# Start of Data for this task
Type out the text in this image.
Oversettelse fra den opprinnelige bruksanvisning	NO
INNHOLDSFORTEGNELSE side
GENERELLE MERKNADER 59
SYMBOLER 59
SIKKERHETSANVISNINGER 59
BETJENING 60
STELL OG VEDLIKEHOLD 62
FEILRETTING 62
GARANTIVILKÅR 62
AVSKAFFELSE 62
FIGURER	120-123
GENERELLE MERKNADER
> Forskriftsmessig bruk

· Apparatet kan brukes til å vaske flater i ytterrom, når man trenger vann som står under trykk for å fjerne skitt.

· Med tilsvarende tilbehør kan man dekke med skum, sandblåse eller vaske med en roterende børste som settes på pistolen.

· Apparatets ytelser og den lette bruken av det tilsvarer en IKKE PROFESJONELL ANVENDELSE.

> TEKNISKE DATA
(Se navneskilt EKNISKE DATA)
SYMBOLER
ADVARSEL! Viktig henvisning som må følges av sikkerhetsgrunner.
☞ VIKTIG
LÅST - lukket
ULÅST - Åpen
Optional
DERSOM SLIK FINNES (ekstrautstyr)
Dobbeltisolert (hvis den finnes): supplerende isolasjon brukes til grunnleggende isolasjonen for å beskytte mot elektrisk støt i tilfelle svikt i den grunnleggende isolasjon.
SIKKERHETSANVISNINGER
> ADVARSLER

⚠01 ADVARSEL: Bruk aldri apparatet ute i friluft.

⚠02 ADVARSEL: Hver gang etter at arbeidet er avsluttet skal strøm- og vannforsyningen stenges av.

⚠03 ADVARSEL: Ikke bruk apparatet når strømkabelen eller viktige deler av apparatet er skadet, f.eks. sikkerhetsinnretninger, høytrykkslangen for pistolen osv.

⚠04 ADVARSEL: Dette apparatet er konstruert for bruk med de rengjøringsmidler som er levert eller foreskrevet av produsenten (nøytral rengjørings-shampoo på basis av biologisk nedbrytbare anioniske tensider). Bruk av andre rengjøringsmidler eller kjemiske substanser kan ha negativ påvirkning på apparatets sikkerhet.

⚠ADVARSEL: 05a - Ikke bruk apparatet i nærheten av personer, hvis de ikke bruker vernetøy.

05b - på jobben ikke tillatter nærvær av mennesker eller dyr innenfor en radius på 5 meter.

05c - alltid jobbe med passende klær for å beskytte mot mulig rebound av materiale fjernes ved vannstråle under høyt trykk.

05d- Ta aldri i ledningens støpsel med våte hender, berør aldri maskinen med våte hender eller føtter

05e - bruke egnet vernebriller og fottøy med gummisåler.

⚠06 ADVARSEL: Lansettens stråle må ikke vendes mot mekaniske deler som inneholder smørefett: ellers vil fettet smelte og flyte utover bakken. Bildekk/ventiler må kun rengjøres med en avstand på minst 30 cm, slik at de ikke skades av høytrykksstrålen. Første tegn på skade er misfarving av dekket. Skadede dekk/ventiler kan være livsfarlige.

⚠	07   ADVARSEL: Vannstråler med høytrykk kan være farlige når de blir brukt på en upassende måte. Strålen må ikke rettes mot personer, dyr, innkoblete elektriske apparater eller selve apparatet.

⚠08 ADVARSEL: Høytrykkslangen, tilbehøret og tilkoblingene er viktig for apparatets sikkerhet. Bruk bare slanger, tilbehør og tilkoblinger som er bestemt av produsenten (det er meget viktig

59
# End of Data for this task
__Instructions for the task__. Sift the material for lines with the string "aldri". Copy each one found.

__Task answer__.
⚠01 ADVARSEL: Bruk aldri apparatet ute i friluft.
05d- Ta aldri i ledningens støpsel med våte hender, berør aldri maskinen med våte hender eller føtter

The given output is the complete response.